• Set exercise:
The listing below should be copied in full, word for word.

• Dataset records:
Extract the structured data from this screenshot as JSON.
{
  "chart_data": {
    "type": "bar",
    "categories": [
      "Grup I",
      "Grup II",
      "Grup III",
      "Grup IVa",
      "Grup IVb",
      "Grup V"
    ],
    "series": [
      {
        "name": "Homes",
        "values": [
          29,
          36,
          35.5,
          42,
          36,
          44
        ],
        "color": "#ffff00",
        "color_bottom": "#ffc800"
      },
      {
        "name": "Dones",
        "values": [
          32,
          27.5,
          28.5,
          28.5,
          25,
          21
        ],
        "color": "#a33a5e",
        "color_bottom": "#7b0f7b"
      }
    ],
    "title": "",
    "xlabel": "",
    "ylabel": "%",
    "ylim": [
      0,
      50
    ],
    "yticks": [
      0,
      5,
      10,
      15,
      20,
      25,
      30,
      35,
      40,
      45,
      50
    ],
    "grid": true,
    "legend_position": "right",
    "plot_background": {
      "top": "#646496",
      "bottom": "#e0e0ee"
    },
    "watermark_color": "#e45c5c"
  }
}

• The answer:
Extract the structured data from this screenshot as JSON.
{
  "chart_data": {
    "type": "bar",
    "categories": [
      "Grup I",
      "Grup II",
      "Grup III",
      "Grup IVa",
      "Grup IVb",
      "Grup V"
    ],
    "series": [
      {
        "name": "Homes",
        "values": [
          29,
          36,
          35.5,
          42,
          36,
          44
        ],
        "color": "#ffff00",
        "color_bottom": "#ffc800"
      },
      {
        "name": "Dones",
        "values": [
          32,
          27.5,
          28.5,
          28.5,
          25,
          21
        ],
        "color": "#a33a5e",
        "color_bottom": "#7b0f7b"
      }
    ],
    "title": "",
    "xlabel": "",
    "ylabel": "%",
    "ylim": [
      0,
      50
    ],
    "yticks": [
      0,
      5,
      10,
      15,
      20,
      25,
      30,
      35,
      40,
      45,
      50
    ],
    "grid": true,
    "legend_position": "right",
    "plot_background": {
      "top": "#646496",
      "bottom": "#e0e0ee"
    },
    "watermark_color": "#e45c5c"
  }
}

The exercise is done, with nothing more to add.